[Chart and figure data]

☆ ☆ ☆

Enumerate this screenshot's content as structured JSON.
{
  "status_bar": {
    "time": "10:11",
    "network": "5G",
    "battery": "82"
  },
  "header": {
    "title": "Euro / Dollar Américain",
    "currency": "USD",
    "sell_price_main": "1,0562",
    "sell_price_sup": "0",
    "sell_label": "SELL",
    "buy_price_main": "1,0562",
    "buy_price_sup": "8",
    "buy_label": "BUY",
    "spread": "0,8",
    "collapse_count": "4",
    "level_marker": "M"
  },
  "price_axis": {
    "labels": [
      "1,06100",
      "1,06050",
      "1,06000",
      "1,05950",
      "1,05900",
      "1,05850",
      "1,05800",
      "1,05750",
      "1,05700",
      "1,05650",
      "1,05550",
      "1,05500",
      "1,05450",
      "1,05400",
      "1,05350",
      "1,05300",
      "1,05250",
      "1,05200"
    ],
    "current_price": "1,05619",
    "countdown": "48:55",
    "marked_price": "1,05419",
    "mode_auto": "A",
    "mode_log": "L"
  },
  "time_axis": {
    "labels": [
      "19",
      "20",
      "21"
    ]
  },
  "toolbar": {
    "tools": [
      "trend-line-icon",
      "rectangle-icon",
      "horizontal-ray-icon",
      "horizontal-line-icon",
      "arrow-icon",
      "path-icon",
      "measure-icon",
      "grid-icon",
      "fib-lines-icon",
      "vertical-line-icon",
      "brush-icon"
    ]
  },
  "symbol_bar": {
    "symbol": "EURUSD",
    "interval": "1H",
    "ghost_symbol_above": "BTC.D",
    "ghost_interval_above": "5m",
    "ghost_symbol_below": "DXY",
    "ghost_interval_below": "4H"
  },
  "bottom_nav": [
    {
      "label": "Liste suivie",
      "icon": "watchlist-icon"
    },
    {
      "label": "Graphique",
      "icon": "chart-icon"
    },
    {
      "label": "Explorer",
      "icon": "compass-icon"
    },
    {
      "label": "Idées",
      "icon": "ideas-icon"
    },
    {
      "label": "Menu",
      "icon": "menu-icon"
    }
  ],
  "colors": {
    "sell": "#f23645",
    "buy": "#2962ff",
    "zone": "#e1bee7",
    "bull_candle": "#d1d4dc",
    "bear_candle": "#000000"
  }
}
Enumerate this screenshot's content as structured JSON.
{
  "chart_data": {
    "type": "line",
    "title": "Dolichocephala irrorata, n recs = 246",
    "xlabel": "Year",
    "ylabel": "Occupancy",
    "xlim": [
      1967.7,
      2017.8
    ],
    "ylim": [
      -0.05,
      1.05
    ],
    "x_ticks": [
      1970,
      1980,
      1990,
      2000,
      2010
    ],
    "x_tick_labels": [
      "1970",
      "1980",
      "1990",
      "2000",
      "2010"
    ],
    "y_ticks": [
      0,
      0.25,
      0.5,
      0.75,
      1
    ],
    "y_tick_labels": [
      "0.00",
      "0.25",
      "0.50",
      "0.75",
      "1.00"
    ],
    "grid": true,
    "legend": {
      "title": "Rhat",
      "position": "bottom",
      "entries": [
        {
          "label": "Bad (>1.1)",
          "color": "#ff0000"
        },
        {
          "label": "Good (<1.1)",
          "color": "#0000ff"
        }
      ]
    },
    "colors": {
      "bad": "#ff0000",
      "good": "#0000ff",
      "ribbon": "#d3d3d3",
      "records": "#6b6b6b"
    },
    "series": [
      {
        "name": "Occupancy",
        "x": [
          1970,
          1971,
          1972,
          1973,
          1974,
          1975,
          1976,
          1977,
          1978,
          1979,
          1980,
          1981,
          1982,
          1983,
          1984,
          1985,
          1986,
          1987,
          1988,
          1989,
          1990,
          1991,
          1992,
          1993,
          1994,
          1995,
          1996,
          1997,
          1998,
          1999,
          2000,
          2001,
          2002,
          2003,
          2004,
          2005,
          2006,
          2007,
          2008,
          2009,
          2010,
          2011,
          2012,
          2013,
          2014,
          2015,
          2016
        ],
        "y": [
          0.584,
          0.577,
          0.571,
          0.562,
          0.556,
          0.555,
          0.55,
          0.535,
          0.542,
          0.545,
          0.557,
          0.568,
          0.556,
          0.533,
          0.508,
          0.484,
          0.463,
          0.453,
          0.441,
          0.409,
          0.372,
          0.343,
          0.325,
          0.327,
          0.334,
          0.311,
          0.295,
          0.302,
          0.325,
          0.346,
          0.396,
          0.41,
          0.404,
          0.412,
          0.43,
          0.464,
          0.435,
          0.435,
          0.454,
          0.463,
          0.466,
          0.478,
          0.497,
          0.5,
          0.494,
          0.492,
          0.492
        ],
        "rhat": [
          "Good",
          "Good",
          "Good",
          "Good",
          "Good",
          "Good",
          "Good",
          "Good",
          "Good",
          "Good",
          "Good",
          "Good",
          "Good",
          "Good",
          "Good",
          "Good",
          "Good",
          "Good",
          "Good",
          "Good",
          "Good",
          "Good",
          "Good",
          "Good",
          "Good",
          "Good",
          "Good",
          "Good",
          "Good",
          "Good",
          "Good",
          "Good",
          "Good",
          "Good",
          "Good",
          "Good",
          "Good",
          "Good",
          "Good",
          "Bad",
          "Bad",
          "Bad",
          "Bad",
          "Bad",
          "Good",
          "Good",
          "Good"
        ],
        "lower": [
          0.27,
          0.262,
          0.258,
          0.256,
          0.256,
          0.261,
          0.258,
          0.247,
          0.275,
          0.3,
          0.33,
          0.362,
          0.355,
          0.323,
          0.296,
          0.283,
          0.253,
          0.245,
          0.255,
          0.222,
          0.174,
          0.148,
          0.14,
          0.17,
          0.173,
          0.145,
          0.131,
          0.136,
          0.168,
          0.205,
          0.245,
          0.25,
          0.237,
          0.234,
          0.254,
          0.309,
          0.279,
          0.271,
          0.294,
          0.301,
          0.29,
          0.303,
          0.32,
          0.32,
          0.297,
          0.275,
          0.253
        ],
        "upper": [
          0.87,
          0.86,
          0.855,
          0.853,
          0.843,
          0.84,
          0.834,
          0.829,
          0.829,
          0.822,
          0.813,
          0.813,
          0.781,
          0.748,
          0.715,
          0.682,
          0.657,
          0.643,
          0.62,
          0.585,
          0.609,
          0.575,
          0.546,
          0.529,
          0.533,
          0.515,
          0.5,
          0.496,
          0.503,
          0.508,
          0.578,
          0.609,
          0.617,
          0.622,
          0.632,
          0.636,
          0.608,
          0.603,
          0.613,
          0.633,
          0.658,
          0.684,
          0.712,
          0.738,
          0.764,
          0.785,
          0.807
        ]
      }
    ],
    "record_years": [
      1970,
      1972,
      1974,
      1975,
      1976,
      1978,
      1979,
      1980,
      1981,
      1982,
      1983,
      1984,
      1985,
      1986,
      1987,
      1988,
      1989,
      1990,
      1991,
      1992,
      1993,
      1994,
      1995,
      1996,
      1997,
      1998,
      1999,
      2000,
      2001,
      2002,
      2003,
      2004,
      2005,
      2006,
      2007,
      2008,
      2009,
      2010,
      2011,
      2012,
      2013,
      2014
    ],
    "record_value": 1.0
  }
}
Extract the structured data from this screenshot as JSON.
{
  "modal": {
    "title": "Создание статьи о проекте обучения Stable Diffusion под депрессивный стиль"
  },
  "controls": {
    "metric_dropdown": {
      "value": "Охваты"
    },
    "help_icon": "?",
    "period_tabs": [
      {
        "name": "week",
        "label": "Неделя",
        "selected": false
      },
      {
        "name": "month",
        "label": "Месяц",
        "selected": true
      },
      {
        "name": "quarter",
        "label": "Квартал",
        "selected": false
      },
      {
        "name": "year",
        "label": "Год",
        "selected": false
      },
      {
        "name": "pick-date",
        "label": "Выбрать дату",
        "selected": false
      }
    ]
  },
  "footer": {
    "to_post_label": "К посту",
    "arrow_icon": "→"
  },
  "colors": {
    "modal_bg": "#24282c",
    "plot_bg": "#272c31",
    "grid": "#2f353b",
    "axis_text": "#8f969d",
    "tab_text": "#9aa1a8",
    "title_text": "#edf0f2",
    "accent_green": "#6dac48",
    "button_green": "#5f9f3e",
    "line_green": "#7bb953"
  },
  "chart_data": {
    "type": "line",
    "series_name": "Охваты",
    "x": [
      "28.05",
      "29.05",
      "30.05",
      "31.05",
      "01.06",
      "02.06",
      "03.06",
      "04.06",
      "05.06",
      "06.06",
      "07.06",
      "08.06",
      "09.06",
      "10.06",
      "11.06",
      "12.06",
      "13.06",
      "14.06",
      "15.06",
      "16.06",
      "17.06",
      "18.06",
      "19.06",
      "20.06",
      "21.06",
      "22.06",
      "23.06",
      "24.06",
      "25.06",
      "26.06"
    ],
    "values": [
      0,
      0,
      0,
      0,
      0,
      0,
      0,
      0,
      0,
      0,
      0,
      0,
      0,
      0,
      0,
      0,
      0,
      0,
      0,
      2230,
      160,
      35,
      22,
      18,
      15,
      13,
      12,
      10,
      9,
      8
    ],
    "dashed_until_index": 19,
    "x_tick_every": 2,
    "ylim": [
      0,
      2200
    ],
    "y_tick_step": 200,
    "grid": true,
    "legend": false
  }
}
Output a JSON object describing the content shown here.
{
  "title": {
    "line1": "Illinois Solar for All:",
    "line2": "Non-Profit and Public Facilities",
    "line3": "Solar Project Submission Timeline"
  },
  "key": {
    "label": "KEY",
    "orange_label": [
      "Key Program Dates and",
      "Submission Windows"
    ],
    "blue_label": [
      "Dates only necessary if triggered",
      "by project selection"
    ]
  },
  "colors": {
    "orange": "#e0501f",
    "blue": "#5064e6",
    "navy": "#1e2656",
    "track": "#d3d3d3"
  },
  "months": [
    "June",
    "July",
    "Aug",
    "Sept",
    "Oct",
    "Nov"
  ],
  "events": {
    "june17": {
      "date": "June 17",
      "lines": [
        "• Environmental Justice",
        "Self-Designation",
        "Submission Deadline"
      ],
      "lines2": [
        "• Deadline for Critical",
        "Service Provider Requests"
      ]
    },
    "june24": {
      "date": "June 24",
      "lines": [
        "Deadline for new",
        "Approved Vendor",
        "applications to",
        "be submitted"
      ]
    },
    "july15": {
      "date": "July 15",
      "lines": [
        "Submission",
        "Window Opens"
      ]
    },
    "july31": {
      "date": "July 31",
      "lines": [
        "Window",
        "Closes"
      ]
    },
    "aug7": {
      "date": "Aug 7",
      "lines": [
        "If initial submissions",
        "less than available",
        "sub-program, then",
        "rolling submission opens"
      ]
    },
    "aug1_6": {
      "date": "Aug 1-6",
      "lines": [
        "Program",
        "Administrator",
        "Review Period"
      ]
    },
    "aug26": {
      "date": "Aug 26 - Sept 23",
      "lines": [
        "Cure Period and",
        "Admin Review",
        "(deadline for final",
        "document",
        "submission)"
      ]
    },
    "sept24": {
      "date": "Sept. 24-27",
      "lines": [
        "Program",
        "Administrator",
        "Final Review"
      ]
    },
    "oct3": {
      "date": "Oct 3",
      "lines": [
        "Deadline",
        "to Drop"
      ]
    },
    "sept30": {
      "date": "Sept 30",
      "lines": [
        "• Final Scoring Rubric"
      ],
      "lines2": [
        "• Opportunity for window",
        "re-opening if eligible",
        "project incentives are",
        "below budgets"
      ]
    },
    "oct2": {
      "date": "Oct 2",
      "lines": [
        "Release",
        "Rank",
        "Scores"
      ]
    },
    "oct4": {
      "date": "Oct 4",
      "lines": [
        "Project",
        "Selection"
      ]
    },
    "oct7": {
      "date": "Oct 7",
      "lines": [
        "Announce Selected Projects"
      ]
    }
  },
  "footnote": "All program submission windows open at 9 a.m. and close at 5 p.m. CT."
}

☆ ☆ ☆

### [Direction]
Search the records for the string "horizontal" and return every line in which it occurs.

### [Task output]
      "horizontal-ray-icon",
      "horizontal-line-icon",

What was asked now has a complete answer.